• [Problem to work on]
Output the entries verbatim, including every line.
=== Input ===
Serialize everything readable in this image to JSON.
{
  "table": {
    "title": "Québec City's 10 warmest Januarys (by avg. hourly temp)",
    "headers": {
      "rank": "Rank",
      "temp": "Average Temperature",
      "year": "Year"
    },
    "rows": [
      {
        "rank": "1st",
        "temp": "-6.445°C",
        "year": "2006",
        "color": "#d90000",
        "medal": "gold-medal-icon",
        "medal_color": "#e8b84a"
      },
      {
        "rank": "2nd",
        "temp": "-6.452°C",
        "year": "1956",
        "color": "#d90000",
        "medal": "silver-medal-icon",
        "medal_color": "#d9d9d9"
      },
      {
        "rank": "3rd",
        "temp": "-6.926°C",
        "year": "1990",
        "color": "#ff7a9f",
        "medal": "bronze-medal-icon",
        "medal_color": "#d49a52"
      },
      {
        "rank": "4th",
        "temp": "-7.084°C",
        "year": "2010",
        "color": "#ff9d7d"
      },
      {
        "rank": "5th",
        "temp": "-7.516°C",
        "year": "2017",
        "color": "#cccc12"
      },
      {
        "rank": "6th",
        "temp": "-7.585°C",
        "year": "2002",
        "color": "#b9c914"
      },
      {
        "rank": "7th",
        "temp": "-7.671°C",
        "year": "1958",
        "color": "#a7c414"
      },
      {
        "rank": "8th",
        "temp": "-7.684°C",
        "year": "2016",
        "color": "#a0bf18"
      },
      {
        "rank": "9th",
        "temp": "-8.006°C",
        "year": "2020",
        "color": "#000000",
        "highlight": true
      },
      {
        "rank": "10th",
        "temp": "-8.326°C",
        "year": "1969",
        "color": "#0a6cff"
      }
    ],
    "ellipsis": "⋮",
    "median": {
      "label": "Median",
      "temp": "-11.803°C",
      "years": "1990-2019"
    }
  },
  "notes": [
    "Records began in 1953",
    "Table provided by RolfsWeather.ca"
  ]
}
===
• [The solution]
Serialize everything readable in this image to JSON.
{
  "table": {
    "title": "Québec City's 10 warmest Januarys (by avg. hourly temp)",
    "headers": {
      "rank": "Rank",
      "temp": "Average Temperature",
      "year": "Year"
    },
    "rows": [
      {
        "rank": "1st",
        "temp": "-6.445°C",
        "year": "2006",
        "color": "#d90000",
        "medal": "gold-medal-icon",
        "medal_color": "#e8b84a"
      },
      {
        "rank": "2nd",
        "temp": "-6.452°C",
        "year": "1956",
        "color": "#d90000",
        "medal": "silver-medal-icon",
        "medal_color": "#d9d9d9"
      },
      {
        "rank": "3rd",
        "temp": "-6.926°C",
        "year": "1990",
        "color": "#ff7a9f",
        "medal": "bronze-medal-icon",
        "medal_color": "#d49a52"
      },
      {
        "rank": "4th",
        "temp": "-7.084°C",
        "year": "2010",
        "color": "#ff9d7d"
      },
      {
        "rank": "5th",
        "temp": "-7.516°C",
        "year": "2017",
        "color": "#cccc12"
      },
      {
        "rank": "6th",
        "temp": "-7.585°C",
        "year": "2002",
        "color": "#b9c914"
      },
      {
        "rank": "7th",
        "temp": "-7.671°C",
        "year": "1958",
        "color": "#a7c414"
      },
      {
        "rank": "8th",
        "temp": "-7.684°C",
        "year": "2016",
        "color": "#a0bf18"
      },
      {
        "rank": "9th",
        "temp": "-8.006°C",
        "year": "2020",
        "color": "#000000",
        "highlight": true
      },
      {
        "rank": "10th",
        "temp": "-8.326°C",
        "year": "1969",
        "color": "#0a6cff"
      }
    ],
    "ellipsis": "⋮",
    "median": {
      "label": "Median",
      "temp": "-11.803°C",
      "years": "1990-2019"
    }
  },
  "notes": [
    "Records began in 1953",
    "Table provided by RolfsWeather.ca"
  ]
}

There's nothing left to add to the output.